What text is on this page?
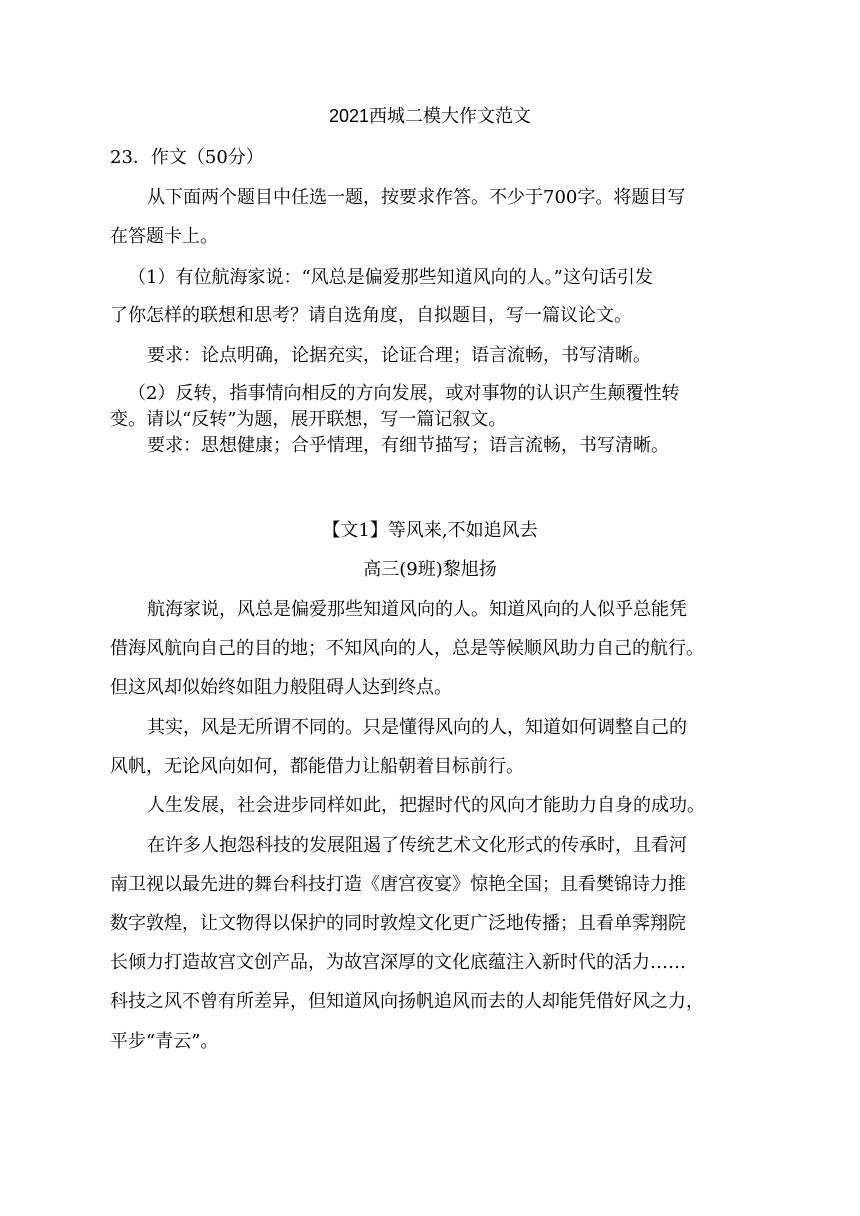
2021西城二模大作文范文

23．作文（50分）

从下面两个题目中任选一题，按要求作答。不少于700字。将题目写

在答题卡上。

（1）有位航海家说：“风总是偏爱那些知道风向的人。”这句话引发

了你怎样的联想和思考？请自选角度，自拟题目，写一篇议论文。

要求：论点明确，论据充实，论证合理；语言流畅，书写清晰。

（2）反转，指事情向相反的方向发展，或对事物的认识产生颠覆性转

变。请以“反转”为题，展开联想，写一篇记叙文。

要求：思想健康；合乎情理，有细节描写；语言流畅，书写清晰。

【文1】等风来,不如追风去

高三(9班)黎旭扬

航海家说，风总是偏爱那些知道风向的人。知道风向的人似乎总能凭

借海风航向自己的目的地；不知风向的人，总是等候顺风助力自己的航行。

但这风却似始终如阻力般阻碍人达到终点。

其实，风是无所谓不同的。只是懂得风向的人，知道如何调整自己的

风帆，无论风向如何，都能借力让船朝着目标前行。

人生发展，社会进步同样如此，把握时代的风向才能助力自身的成功。

在许多人抱怨科技的发展阻遏了传统艺术文化形式的传承时，且看河

南卫视以最先进的舞台科技打造《唐宫夜宴》惊艳全国；且看樊锦诗力推

数字敦煌，让文物得以保护的同时敦煌文化更广泛地传播；且看单霁翔院

长倾力打造故宫文创产品，为故宫深厚的文化底蕴注入新时代的活力……

科技之风不曾有所差异，但知道风向扬帆追风而去的人却能凭借好风之力，

平步“青云”。
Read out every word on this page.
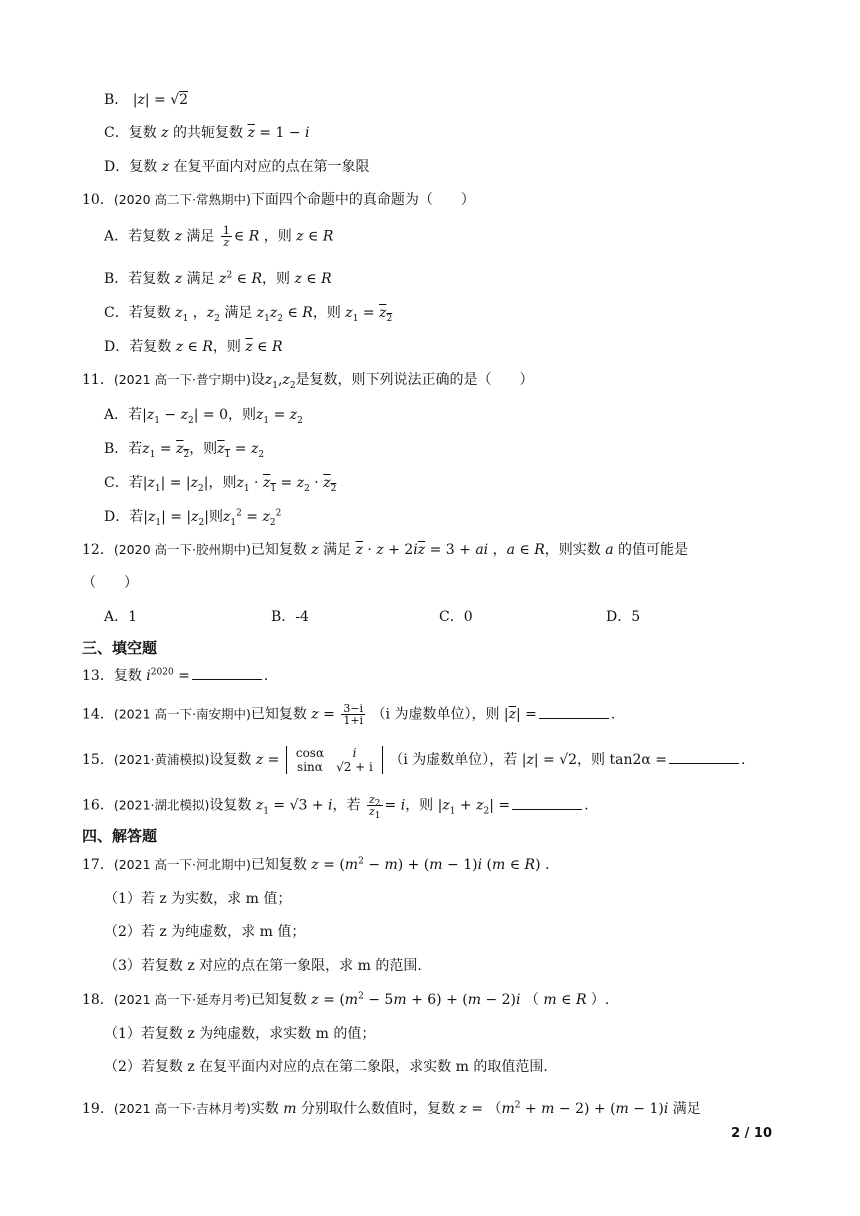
B． |z| = √2
C．复数 z 的共轭复数 $\overline{z} = 1 - i$
D．复数 z 在复平面内对应的点在第一象限
10．(2020 高二下·常熟期中)下面四个命题中的真命题为（　　）
A．若复数 z 满足 $\frac{1}{z}$ ∈ R ，则 z ∈ R
B．若复数 z 满足 $z^2$ ∈ R，则 z ∈ R
C．若复数 $z_1$ ，$z_2$ 满足 $z_1z_2$ ∈ R，则 $z_1 = z_2$
D．若复数 z ∈ R，则 $\overline{z}$ ∈ R
11．(2021 高一下·普宁期中)设$z_1,z_2$是复数，则下列说法正确的是（　　）
A．若$|z_1 - z_2| = 0$，则$z_1 = z_2$
B．若$z_1 = z_2$，则$z_1 = z_2$
C．若$|z_1| = |z_2|$，则$z_1 \cdot z_1 = z_2 \cdot z_2$
D．若$|z_1| = |z_2|$则$z_1^2 = z_2^2$
12．(2020 高一下·胶州期中)已知复数 z 满足 $\overline{z} \cdot z + 2i\overline{z} = 3$ + ai ，a ∈ R，则实数 a 的值可能是
（　　）
A．1	B．-4	C．0	D．5
三、填空题
13．复数 $i^{2020}$ =	.
14．(2021 高一下·南安期中)已知复数 $z = \frac{3-i}{1+i} (i$ 为虚数单位），则 $|\overline{z}|$ =	.
15．(2021·黄浦模拟)设复数 z = cosα	i
sinα	√2 + i （i 为虚数单位），若 |z| = √2，则 tan2α =	.
16．(2021·湖北模拟)设复数 $z_1 = √3 + i$，若 $\frac{z_2}{z_1} = i$，则 $|z_1 + z_2|$ =	.
四、解答题
17．(2021 高一下·河北期中)已知复数 $z = (m^2 - m) + (m - 1)i$ (m ∈ R) .
（1）若 z 为实数，求 m 值；
（2）若 z 为纯虚数，求 m 值；
（3）若复数 z 对应的点在第一象限，求 m 的范围.
18．(2021 高一下·延寿月考)已知复数 $z = (m^2 - 5m + 6) + (m - 2)i$ （ m ∈ R ）.
（1）若复数 z 为纯虚数，求实数 m 的值；
（2）若复数 z 在复平面内对应的点在第二象限，求实数 m 的取值范围.
19．(2021 高一下·吉林月考)实数 m 分别取什么数值时，复数 $z = (m^2 + m - 2) + (m - 1)i$ 满足
2 / 10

------------------------------------------------------------------------

Find each line in the records holding the string "this" and show it.

What text is on this page?
Read out every word on this page.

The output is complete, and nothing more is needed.